#### [INSTRUCTIONS TO FOLLOW]
Print verbatim every line starting at the one that contains "Transcribe this image's" and ending at the final line of the records; include both endpoints.

#### [DATA SECTION]
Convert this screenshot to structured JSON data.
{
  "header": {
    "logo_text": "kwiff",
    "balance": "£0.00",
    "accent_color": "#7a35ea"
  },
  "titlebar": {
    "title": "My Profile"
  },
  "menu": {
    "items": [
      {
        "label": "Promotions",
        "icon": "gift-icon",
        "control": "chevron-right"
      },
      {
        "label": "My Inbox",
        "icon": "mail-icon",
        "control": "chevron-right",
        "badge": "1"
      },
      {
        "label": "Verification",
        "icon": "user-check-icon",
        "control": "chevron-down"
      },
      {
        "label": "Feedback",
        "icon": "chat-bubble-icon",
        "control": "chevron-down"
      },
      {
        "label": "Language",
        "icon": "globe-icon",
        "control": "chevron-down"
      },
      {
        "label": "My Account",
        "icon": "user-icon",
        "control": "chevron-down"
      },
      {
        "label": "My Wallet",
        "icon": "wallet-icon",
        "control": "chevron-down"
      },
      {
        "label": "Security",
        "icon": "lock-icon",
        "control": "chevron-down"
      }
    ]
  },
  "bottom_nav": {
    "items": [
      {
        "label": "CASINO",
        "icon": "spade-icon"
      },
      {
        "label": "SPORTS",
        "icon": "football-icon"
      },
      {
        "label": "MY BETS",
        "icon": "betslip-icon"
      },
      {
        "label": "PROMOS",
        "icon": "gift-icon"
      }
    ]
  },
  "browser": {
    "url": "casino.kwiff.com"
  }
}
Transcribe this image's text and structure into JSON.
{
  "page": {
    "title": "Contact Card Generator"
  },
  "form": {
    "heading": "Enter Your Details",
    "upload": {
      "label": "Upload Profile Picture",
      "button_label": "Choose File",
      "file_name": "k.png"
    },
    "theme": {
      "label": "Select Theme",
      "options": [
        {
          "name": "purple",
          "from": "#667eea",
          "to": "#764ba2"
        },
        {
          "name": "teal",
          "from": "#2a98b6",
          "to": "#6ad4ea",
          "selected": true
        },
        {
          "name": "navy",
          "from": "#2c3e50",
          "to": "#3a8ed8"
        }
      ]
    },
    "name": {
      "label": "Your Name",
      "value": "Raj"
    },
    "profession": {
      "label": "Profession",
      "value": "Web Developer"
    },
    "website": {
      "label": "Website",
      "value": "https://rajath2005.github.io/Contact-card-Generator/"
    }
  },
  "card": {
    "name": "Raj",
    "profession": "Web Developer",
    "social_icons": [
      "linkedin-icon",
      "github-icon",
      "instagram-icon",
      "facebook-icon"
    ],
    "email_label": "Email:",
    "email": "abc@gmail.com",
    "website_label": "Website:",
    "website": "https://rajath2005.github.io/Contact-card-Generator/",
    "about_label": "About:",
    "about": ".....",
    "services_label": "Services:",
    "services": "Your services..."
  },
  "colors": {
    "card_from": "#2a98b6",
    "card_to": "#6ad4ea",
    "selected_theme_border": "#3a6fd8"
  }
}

#### [RESULT OF THE TASK]
Transcribe this image's text and structure into JSON.
{
  "page": {
    "title": "Contact Card Generator"
  },
  "form": {
    "heading": "Enter Your Details",
    "upload": {
      "label": "Upload Profile Picture",
      "button_label": "Choose File",
      "file_name": "k.png"
    },
    "theme": {
      "label": "Select Theme",
      "options": [
        {
          "name": "purple",
          "from": "#667eea",
          "to": "#764ba2"
        },
        {
          "name": "teal",
          "from": "#2a98b6",
          "to": "#6ad4ea",
          "selected": true
        },
        {
          "name": "navy",
          "from": "#2c3e50",
          "to": "#3a8ed8"
        }
      ]
    },
    "name": {
      "label": "Your Name",
      "value": "Raj"
    },
    "profession": {
      "label": "Profession",
      "value": "Web Developer"
    },
    "website": {
      "label": "Website",
      "value": "https://rajath2005.github.io/Contact-card-Generator/"
    }
  },
  "card": {
    "name": "Raj",
    "profession": "Web Developer",
    "social_icons": [
      "linkedin-icon",
      "github-icon",
      "instagram-icon",
      "facebook-icon"
    ],
    "email_label": "Email:",
    "email": "abc@gmail.com",
    "website_label": "Website:",
    "website": "https://rajath2005.github.io/Contact-card-Generator/",
    "about_label": "About:",
    "about": ".....",
    "services_label": "Services:",
    "services": "Your services..."
  },
  "colors": {
    "card_from": "#2a98b6",
    "card_to": "#6ad4ea",
    "selected_theme_border": "#3a6fd8"
  }
}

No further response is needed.